— Start Provided data —

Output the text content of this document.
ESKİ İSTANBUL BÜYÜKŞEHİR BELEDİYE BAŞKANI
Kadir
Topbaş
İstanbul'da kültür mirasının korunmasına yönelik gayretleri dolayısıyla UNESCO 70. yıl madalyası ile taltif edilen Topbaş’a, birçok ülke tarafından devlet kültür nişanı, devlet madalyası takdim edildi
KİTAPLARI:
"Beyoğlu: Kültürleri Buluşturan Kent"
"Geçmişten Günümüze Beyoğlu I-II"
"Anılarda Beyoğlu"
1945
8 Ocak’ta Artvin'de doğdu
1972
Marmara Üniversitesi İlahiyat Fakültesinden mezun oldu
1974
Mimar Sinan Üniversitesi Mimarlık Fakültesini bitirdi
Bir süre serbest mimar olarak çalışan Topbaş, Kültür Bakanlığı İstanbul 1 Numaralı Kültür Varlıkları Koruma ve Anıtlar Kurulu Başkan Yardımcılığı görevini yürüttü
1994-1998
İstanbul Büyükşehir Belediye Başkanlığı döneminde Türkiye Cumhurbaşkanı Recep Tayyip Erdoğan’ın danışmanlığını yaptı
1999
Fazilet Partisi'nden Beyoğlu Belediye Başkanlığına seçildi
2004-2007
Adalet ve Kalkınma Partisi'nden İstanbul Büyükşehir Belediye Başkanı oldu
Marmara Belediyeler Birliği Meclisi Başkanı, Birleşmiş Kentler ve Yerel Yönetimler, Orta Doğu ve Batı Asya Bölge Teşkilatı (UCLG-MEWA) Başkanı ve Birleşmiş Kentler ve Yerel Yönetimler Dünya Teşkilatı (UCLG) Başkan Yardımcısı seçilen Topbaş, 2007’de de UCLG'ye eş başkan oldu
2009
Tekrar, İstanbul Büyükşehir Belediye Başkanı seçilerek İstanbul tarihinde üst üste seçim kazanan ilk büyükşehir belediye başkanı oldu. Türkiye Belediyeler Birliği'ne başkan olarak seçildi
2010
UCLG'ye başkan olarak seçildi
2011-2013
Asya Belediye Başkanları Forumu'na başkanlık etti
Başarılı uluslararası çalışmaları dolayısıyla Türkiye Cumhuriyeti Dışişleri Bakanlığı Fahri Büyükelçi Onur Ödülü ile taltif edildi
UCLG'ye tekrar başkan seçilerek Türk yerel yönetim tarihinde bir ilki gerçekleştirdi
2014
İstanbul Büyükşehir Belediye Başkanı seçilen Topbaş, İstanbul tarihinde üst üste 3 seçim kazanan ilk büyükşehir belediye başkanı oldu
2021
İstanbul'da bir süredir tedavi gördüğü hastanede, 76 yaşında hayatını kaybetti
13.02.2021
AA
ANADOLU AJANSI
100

— End Provided data —

| Your instructions |
Repeat all the entries exactly as given.

| Result of this task |
Output the text content of this document.
ESKİ İSTANBUL BÜYÜKŞEHİR BELEDİYE BAŞKANI
Kadir
Topbaş
İstanbul'da kültür mirasının korunmasına yönelik gayretleri dolayısıyla UNESCO 70. yıl madalyası ile taltif edilen Topbaş’a, birçok ülke tarafından devlet kültür nişanı, devlet madalyası takdim edildi
KİTAPLARI:
"Beyoğlu: Kültürleri Buluşturan Kent"
"Geçmişten Günümüze Beyoğlu I-II"
"Anılarda Beyoğlu"
1945
8 Ocak’ta Artvin'de doğdu
1972
Marmara Üniversitesi İlahiyat Fakültesinden mezun oldu
1974
Mimar Sinan Üniversitesi Mimarlık Fakültesini bitirdi
Bir süre serbest mimar olarak çalışan Topbaş, Kültür Bakanlığı İstanbul 1 Numaralı Kültür Varlıkları Koruma ve Anıtlar Kurulu Başkan Yardımcılığı görevini yürüttü
1994-1998
İstanbul Büyükşehir Belediye Başkanlığı döneminde Türkiye Cumhurbaşkanı Recep Tayyip Erdoğan’ın danışmanlığını yaptı
1999
Fazilet Partisi'nden Beyoğlu Belediye Başkanlığına seçildi
2004-2007
Adalet ve Kalkınma Partisi'nden İstanbul Büyükşehir Belediye Başkanı oldu
Marmara Belediyeler Birliği Meclisi Başkanı, Birleşmiş Kentler ve Yerel Yönetimler, Orta Doğu ve Batı Asya Bölge Teşkilatı (UCLG-MEWA) Başkanı ve Birleşmiş Kentler ve Yerel Yönetimler Dünya Teşkilatı (UCLG) Başkan Yardımcısı seçilen Topbaş, 2007’de de UCLG'ye eş başkan oldu
2009
Tekrar, İstanbul Büyükşehir Belediye Başkanı seçilerek İstanbul tarihinde üst üste seçim kazanan ilk büyükşehir belediye başkanı oldu. Türkiye Belediyeler Birliği'ne başkan olarak seçildi
2010
UCLG'ye başkan olarak seçildi
2011-2013
Asya Belediye Başkanları Forumu'na başkanlık etti
Başarılı uluslararası çalışmaları dolayısıyla Türkiye Cumhuriyeti Dışişleri Bakanlığı Fahri Büyükelçi Onur Ödülü ile taltif edildi
UCLG'ye tekrar başkan seçilerek Türk yerel yönetim tarihinde bir ilki gerçekleştirdi
2014
İstanbul Büyükşehir Belediye Başkanı seçilen Topbaş, İstanbul tarihinde üst üste 3 seçim kazanan ilk büyükşehir belediye başkanı oldu
2021
İstanbul'da bir süredir tedavi gördüğü hastanede, 76 yaşında hayatını kaybetti
13.02.2021
AA
ANADOLU AJANSI
100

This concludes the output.